[Start of MATERIAL PROVIDED]

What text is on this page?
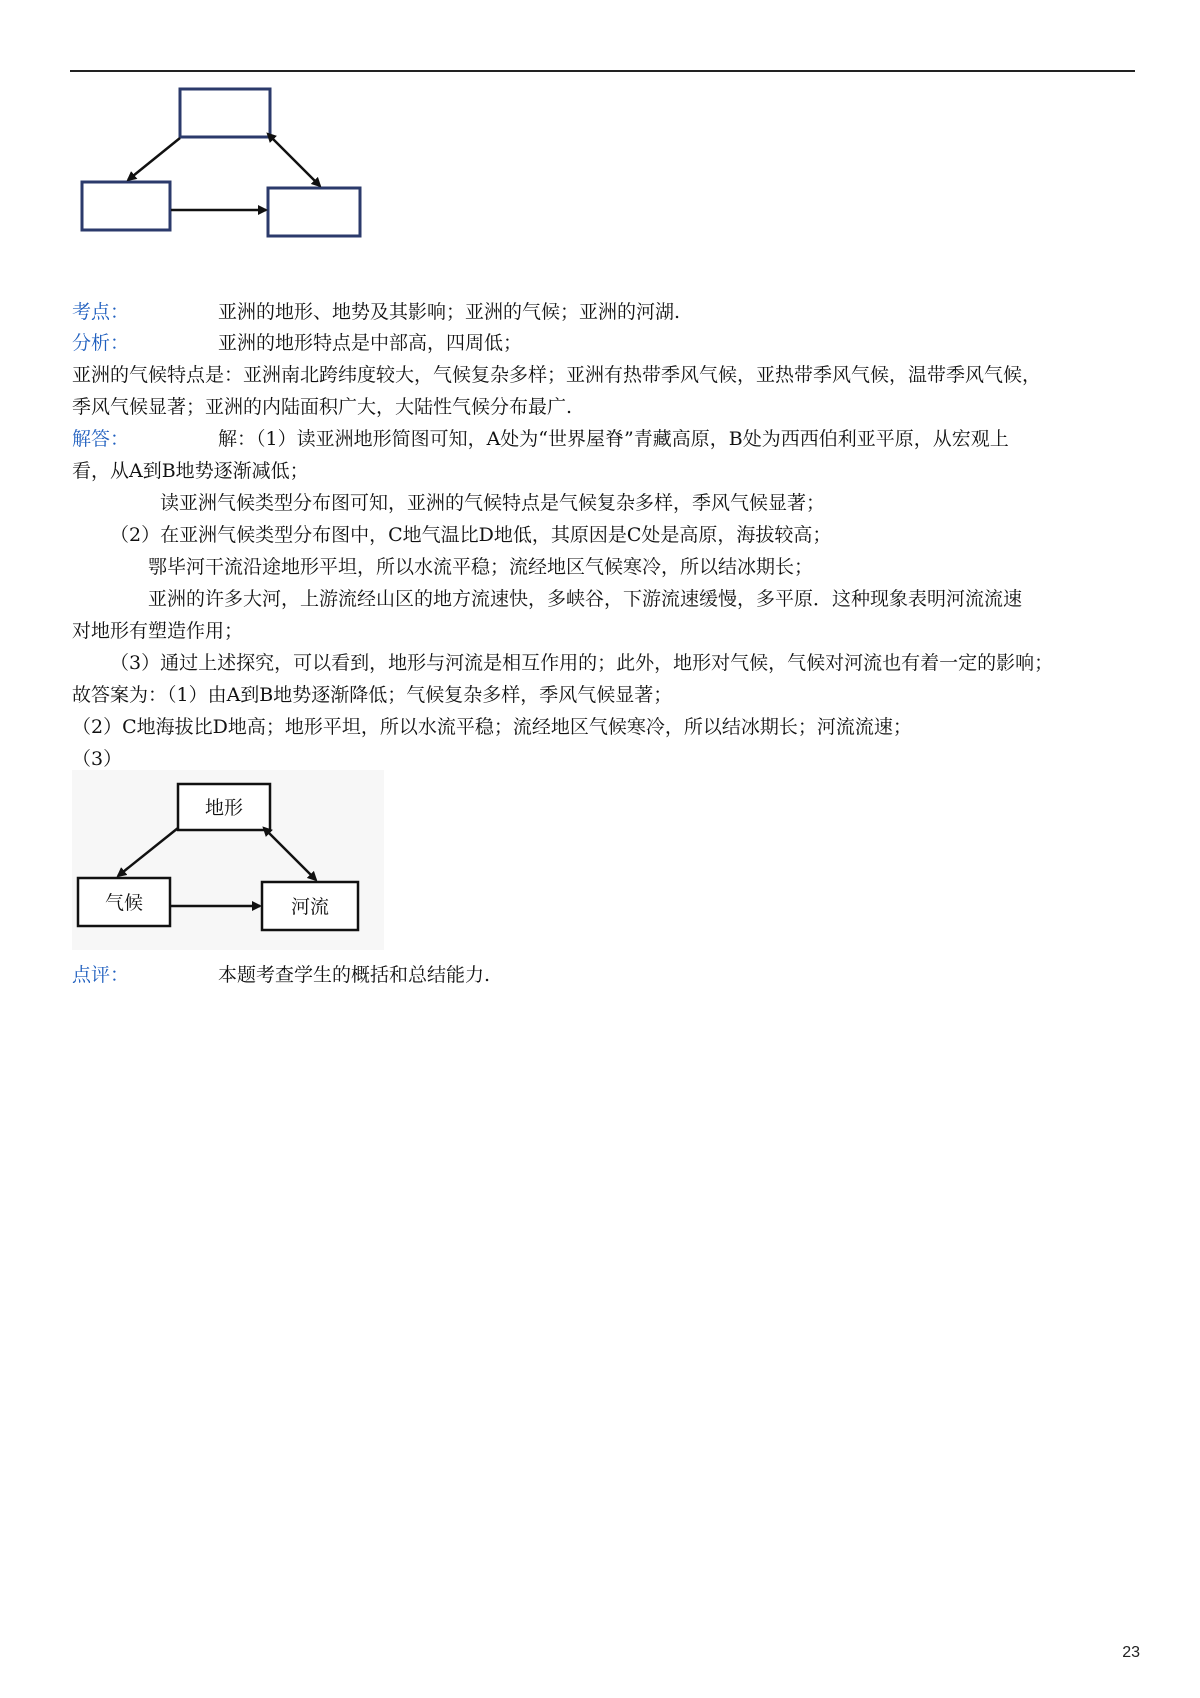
考点：	亚洲的地形、地势及其影响；亚洲的气候；亚洲的河湖.
分析：	亚洲的地形特点是中部高，四周低；
亚洲的气候特点是：亚洲南北跨纬度较大，气候复杂多样；亚洲有热带季风气候，亚热带季风气候，温带季风气候，
季风气候显著；亚洲的内陆面积广大，大陆性气候分布最广.
解答：	解：（1）读亚洲地形简图可知，A处为“世界屋脊”青藏高原，B处为西西伯利亚平原，从宏观上
看，从A到B地势逐渐减低；
读亚洲气候类型分布图可知，亚洲的气候特点是气候复杂多样，季风气候显著；
（2）在亚洲气候类型分布图中，C地气温比D地低，其原因是C处是高原，海拔较高；
鄂毕河干流沿途地形平坦，所以水流平稳；流经地区气候寒冷，所以结冰期长；
亚洲的许多大河，上游流经山区的地方流速快，多峡谷，下游流速缓慢，多平原．这种现象表明河流流速
对地形有塑造作用；
（3）通过上述探究，可以看到，地形与河流是相互作用的；此外，地形对气候，气候对河流也有着一定的影响；
故答案为：（1）由A到B地势逐渐降低；气候复杂多样，季风气候显著；
（2）C地海拔比D地高；地形平坦，所以水流平稳；流经地区气候寒冷，所以结冰期长；河流流速；
（3）
地形
气候	河流
点评：	本题考查学生的概括和总结能力.
23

[End of MATERIAL PROVIDED]

_GOAL OF THE EXERCISE:_
Skip the pictures, then retype every line above exactly.

_REPLY TO THE TASK:_
What text is on this page?
考点：	亚洲的地形、地势及其影响；亚洲的气候；亚洲的河湖.
分析：	亚洲的地形特点是中部高，四周低；
亚洲的气候特点是：亚洲南北跨纬度较大，气候复杂多样；亚洲有热带季风气候，亚热带季风气候，温带季风气候，
季风气候显著；亚洲的内陆面积广大，大陆性气候分布最广.
解答：	解：（1）读亚洲地形简图可知，A处为“世界屋脊”青藏高原，B处为西西伯利亚平原，从宏观上
看，从A到B地势逐渐减低；
读亚洲气候类型分布图可知，亚洲的气候特点是气候复杂多样，季风气候显著；
（2）在亚洲气候类型分布图中，C地气温比D地低，其原因是C处是高原，海拔较高；
鄂毕河干流沿途地形平坦，所以水流平稳；流经地区气候寒冷，所以结冰期长；
亚洲的许多大河，上游流经山区的地方流速快，多峡谷，下游流速缓慢，多平原．这种现象表明河流流速
对地形有塑造作用；
（3）通过上述探究，可以看到，地形与河流是相互作用的；此外，地形对气候，气候对河流也有着一定的影响；
故答案为：（1）由A到B地势逐渐降低；气候复杂多样，季风气候显著；
（2）C地海拔比D地高；地形平坦，所以水流平稳；流经地区气候寒冷，所以结冰期长；河流流速；
（3）
地形
气候	河流
点评：	本题考查学生的概括和总结能力.
23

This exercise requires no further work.